> EXERCISE BRIEF
Return the whole listing, line for line, without the pictures in it.

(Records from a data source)
○ ○ ○ ○ ○ ○ ○
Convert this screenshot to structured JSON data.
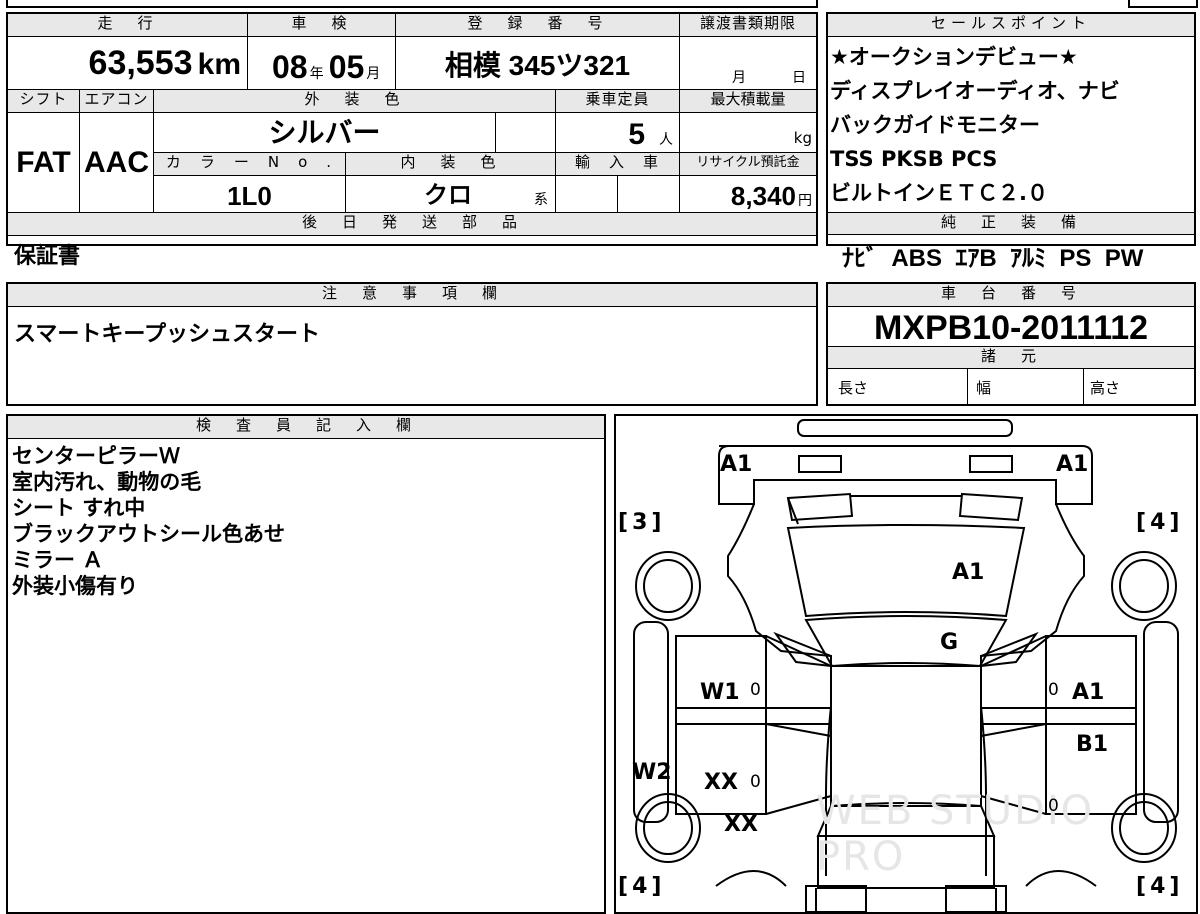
{
  "top_table": {
    "mileage": {
      "label": "走　行",
      "value": "63,553",
      "unit": "km"
    },
    "inspection": {
      "label": "車　検",
      "year": "08",
      "year_unit": "年",
      "month": "05",
      "month_unit": "月"
    },
    "registration": {
      "label": "登　録　番　号",
      "value": "相模  345ツ321"
    },
    "transfer_deadline": {
      "label": "譲渡書類期限",
      "month_unit": "月",
      "day_unit": "日"
    },
    "shift": {
      "label": "シフト",
      "value": "FAT"
    },
    "aircon": {
      "label": "エアコン",
      "value": "AAC"
    },
    "exterior_color": {
      "label": "外　装　色",
      "value": "シルバー"
    },
    "capacity": {
      "label": "乗車定員",
      "value": "5",
      "unit": "人"
    },
    "max_load": {
      "label": "最大積載量",
      "unit": "kg"
    },
    "color_no": {
      "label": "カ　ラ　ー　N　o　.",
      "value": "1L0"
    },
    "interior_color": {
      "label": "内　装　色",
      "value": "クロ",
      "suffix": "系"
    },
    "import": {
      "label": "輸　入　車"
    },
    "recycle": {
      "label": "リサイクル預託金",
      "value": "8,340",
      "unit": "円"
    },
    "later_parts": {
      "label": "後　日　発　送　部　品",
      "value": "保証書"
    }
  },
  "sales_points": {
    "label": "セールスポイント",
    "items": [
      "★オークションデビュー★",
      "ディスプレイオーディオ、ナビ",
      "バックガイドモニター",
      "TSS PKSB PCS",
      "ビルトインＥＴＣ２.０"
    ]
  },
  "standard_equipment": {
    "label": "純　正　装　備",
    "value": "ﾅﾋﾞ  ABS  ｴｱB  ｱﾙﾐ  PS  PW"
  },
  "notes": {
    "label": "注　意　事　項　欄",
    "value": "スマートキープッシュスタート"
  },
  "chassis": {
    "label": "車　台　番　号",
    "value": "MXPB10-2011112"
  },
  "specs": {
    "label": "諸　元",
    "length": "長さ",
    "width": "幅",
    "height": "高さ"
  },
  "inspector": {
    "label": "検　査　員　記　入　欄",
    "lines": [
      "センターピラーＷ",
      "室内汚れ、動物の毛",
      "シート すれ中",
      "ブラックアウトシール色あせ",
      "ミラー Ａ",
      "外装小傷有り"
    ]
  },
  "diagram": {
    "marks": {
      "front_left": "A1",
      "front_right": "A1",
      "hood": "A1",
      "windshield": "G",
      "left_front_door": "W1",
      "right_front_door": "A1",
      "right_rear_door": "B1",
      "left_pillar": "W2",
      "left_rear_door": "XX",
      "left_rear_fender": "XX",
      "zero": "0"
    },
    "tires": {
      "front_left": "3",
      "front_right": "4",
      "rear_left": "4",
      "rear_right": "4"
    },
    "watermark": "WEB STUDIO PRO"
  }
}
○ ○ ○ ○ ○ ○ ○
> SOLUTION FOR THIS TASK
Convert this screenshot to structured JSON data.
{
  "top_table": {
    "mileage": {
      "label": "走　行",
      "value": "63,553",
      "unit": "km"
    },
    "inspection": {
      "label": "車　検",
      "year": "08",
      "year_unit": "年",
      "month": "05",
      "month_unit": "月"
    },
    "registration": {
      "label": "登　録　番　号",
      "value": "相模  345ツ321"
    },
    "transfer_deadline": {
      "label": "譲渡書類期限",
      "month_unit": "月",
      "day_unit": "日"
    },
    "shift": {
      "label": "シフト",
      "value": "FAT"
    },
    "aircon": {
      "label": "エアコン",
      "value": "AAC"
    },
    "exterior_color": {
      "label": "外　装　色",
      "value": "シルバー"
    },
    "capacity": {
      "label": "乗車定員",
      "value": "5",
      "unit": "人"
    },
    "max_load": {
      "label": "最大積載量",
      "unit": "kg"
    },
    "color_no": {
      "label": "カ　ラ　ー　N　o　.",
      "value": "1L0"
    },
    "interior_color": {
      "label": "内　装　色",
      "value": "クロ",
      "suffix": "系"
    },
    "import": {
      "label": "輸　入　車"
    },
    "recycle": {
      "label": "リサイクル預託金",
      "value": "8,340",
      "unit": "円"
    },
    "later_parts": {
      "label": "後　日　発　送　部　品",
      "value": "保証書"
    }
  },
  "sales_points": {
    "label": "セールスポイント",
    "items": [
      "★オークションデビュー★",
      "ディスプレイオーディオ、ナビ",
      "バックガイドモニター",
      "TSS PKSB PCS",
      "ビルトインＥＴＣ２.０"
    ]
  },
  "standard_equipment": {
    "label": "純　正　装　備",
    "value": "ﾅﾋﾞ  ABS  ｴｱB  ｱﾙﾐ  PS  PW"
  },
  "notes": {
    "label": "注　意　事　項　欄",
    "value": "スマートキープッシュスタート"
  },
  "chassis": {
    "label": "車　台　番　号",
    "value": "MXPB10-2011112"
  },
  "specs": {
    "label": "諸　元",
    "length": "長さ",
    "width": "幅",
    "height": "高さ"
  },
  "inspector": {
    "label": "検　査　員　記　入　欄",
    "lines": [
      "センターピラーＷ",
      "室内汚れ、動物の毛",
      "シート すれ中",
      "ブラックアウトシール色あせ",
      "ミラー Ａ",
      "外装小傷有り"
    ]
  },
  "diagram": {
    "marks": {
      "front_left": "A1",
      "front_right": "A1",
      "hood": "A1",
      "windshield": "G",
      "left_front_door": "W1",
      "right_front_door": "A1",
      "right_rear_door": "B1",
      "left_pillar": "W2",
      "left_rear_door": "XX",
      "left_rear_fender": "XX",
      "zero": "0"
    },
    "tires": {
      "front_left": "3",
      "front_right": "4",
      "rear_left": "4",
      "rear_right": "4"
    },
    "watermark": "WEB STUDIO PRO"
  }
}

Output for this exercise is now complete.